## THE TASK
Return the whole listing, line for line, without the pictures in it.

(Stored records)
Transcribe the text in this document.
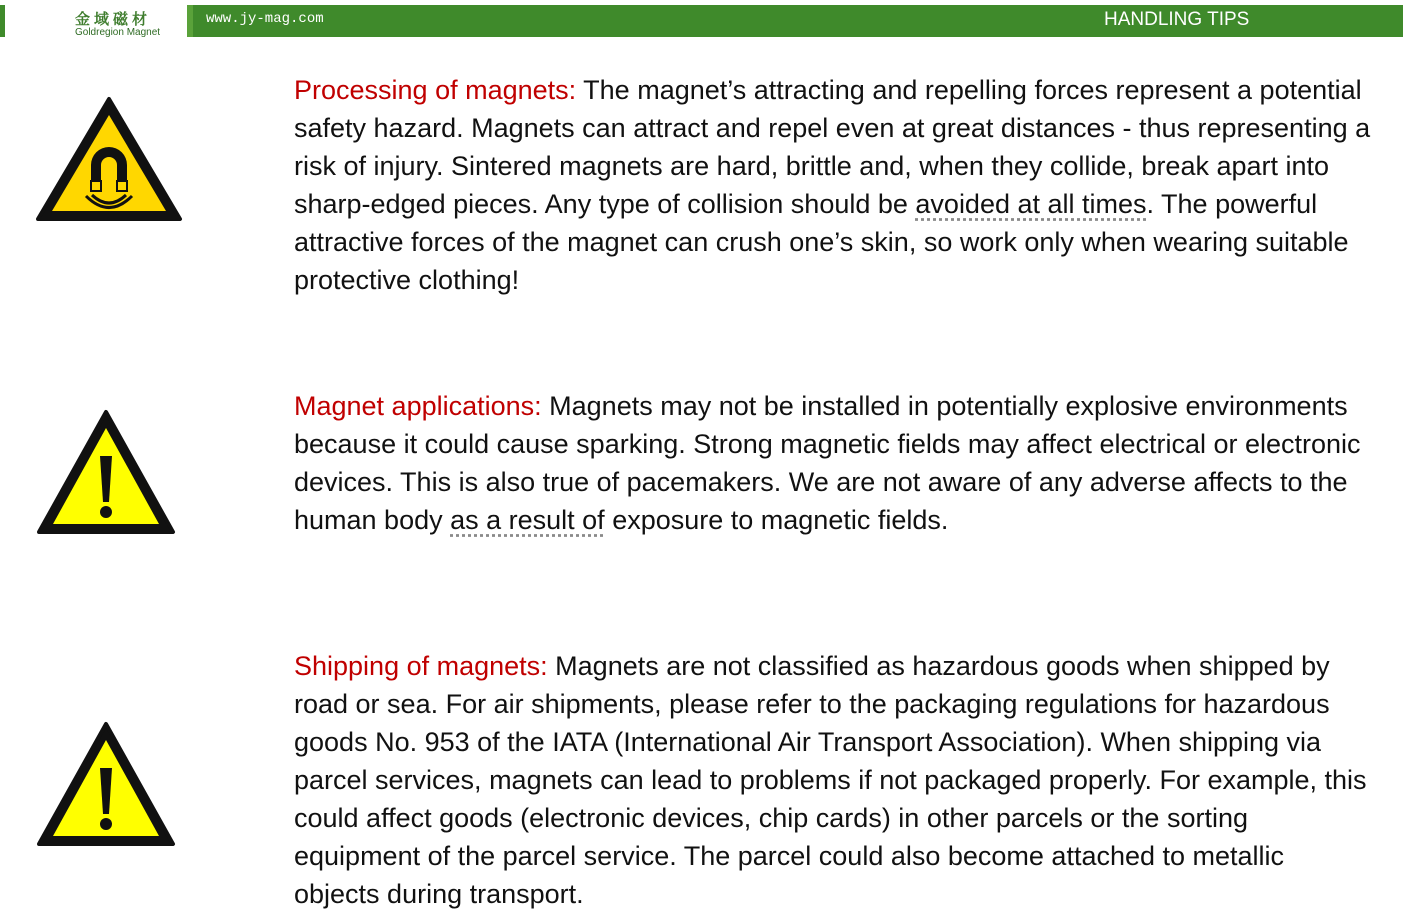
金域磁材
Goldregion Magnet
www.jy-mag.com	HANDLING TIPS
Processing of magnets: The magnet’s attracting and repelling forces represent a potential safety hazard. Magnets can attract and repel even at great distances - thus representing a risk of injury. Sintered magnets are hard, brittle and, when they collide, break apart into sharp-edged pieces. Any type of collision should be avoided at all times. The powerful attractive forces of the magnet can crush one’s skin, so work only when wearing suitable protective clothing!
Magnet applications: Magnets may not be installed in potentially explosive environments because it could cause sparking. Strong magnetic fields may affect electrical or electronic devices. This is also true of pacemakers. We are not aware of any adverse affects to the human body as a result of exposure to magnetic fields.
Shipping of magnets: Magnets are not classified as hazardous goods when shipped by road or sea. For air shipments, please refer to the packaging regulations for hazardous goods No. 953 of the IATA (International Air Transport Association). When shipping via parcel services, magnets can lead to problems if not packaged properly. For example, this could affect goods (electronic devices, chip cards) in other parcels or the sorting equipment of the parcel service. The parcel could also become attached to metallic objects during transport.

## RESPONSE TO THIS EXERCISE
Transcribe the text in this document.
金域磁材
Goldregion Magnet
www.jy-mag.com	HANDLING TIPS
Processing of magnets: The magnet’s attracting and repelling forces represent a potential safety hazard. Magnets can attract and repel even at great distances - thus representing a risk of injury. Sintered magnets are hard, brittle and, when they collide, break apart into sharp-edged pieces. Any type of collision should be avoided at all times. The powerful attractive forces of the magnet can crush one’s skin, so work only when wearing suitable protective clothing!
Magnet applications: Magnets may not be installed in potentially explosive environments because it could cause sparking. Strong magnetic fields may affect electrical or electronic devices. This is also true of pacemakers. We are not aware of any adverse affects to the human body as a result of exposure to magnetic fields.
Shipping of magnets: Magnets are not classified as hazardous goods when shipped by road or sea. For air shipments, please refer to the packaging regulations for hazardous goods No. 953 of the IATA (International Air Transport Association). When shipping via parcel services, magnets can lead to problems if not packaged properly. For example, this could affect goods (electronic devices, chip cards) in other parcels or the sorting equipment of the parcel service. The parcel could also become attached to metallic objects during transport.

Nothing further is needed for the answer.